Records from a collection:
_ _ _
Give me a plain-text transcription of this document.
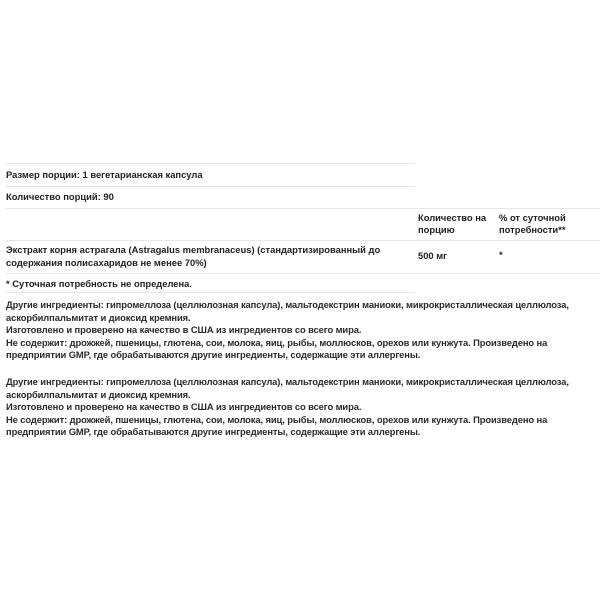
Размер порции: 1 вегетарианская капсула
Количество порций: 90
Количество на
порцию
% от суточной
потребности**
Экстракт корня астрагала (Astragalus membranaceus) (стандартизированный до
содержания полисахаридов не менее 70%)
500 мг	*
* Суточная потребность не определена.
Другие ингредиенты: гипромеллоза (целлюлозная капсула), мальтодекстрин маниоки, микрокристаллическая целлюлоза,
аскорбилпальмитат и диоксид кремния.
Изготовлено и проверено на качество в США из ингредиентов со всего мира.
Не содержит: дрожжей, пшеницы, глютена, сои, молока, яиц, рыбы, моллюсков, орехов или кунжута. Произведено на
предприятии GMP, где обрабатываются другие ингредиенты, содержащие эти аллергены.
Другие ингредиенты: гипромеллоза (целлюлозная капсула), мальтодекстрин маниоки, микрокристаллическая целлюлоза,
аскорбилпальмитат и диоксид кремния.
Изготовлено и проверено на качество в США из ингредиентов со всего мира.
Не содержит: дрожжей, пшеницы, глютена, сои, молока, яиц, рыбы, моллюсков, орехов или кунжута. Произведено на
предприятии GMP, где обрабатываются другие ингредиенты, содержащие эти аллергены.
_ _ _
GOAL OF THE EXERCISE
Your task is to repeat the data above exactly while excluding the pictures.

REPLY TO THE EXERCISE
Give me a plain-text transcription of this document.
Размер порции: 1 вегетарианская капсула
Количество порций: 90
Количество на
порцию
% от суточной
потребности**
Экстракт корня астрагала (Astragalus membranaceus) (стандартизированный до
содержания полисахаридов не менее 70%)
500 мг	*
* Суточная потребность не определена.
Другие ингредиенты: гипромеллоза (целлюлозная капсула), мальтодекстрин маниоки, микрокристаллическая целлюлоза,
аскорбилпальмитат и диоксид кремния.
Изготовлено и проверено на качество в США из ингредиентов со всего мира.
Не содержит: дрожжей, пшеницы, глютена, сои, молока, яиц, рыбы, моллюсков, орехов или кунжута. Произведено на
предприятии GMP, где обрабатываются другие ингредиенты, содержащие эти аллергены.
Другие ингредиенты: гипромеллоза (целлюлозная капсула), мальтодекстрин маниоки, микрокристаллическая целлюлоза,
аскорбилпальмитат и диоксид кремния.
Изготовлено и проверено на качество в США из ингредиентов со всего мира.
Не содержит: дрожжей, пшеницы, глютена, сои, молока, яиц, рыбы, моллюсков, орехов или кунжута. Произведено на
предприятии GMP, где обрабатываются другие ингредиенты, содержащие эти аллергены.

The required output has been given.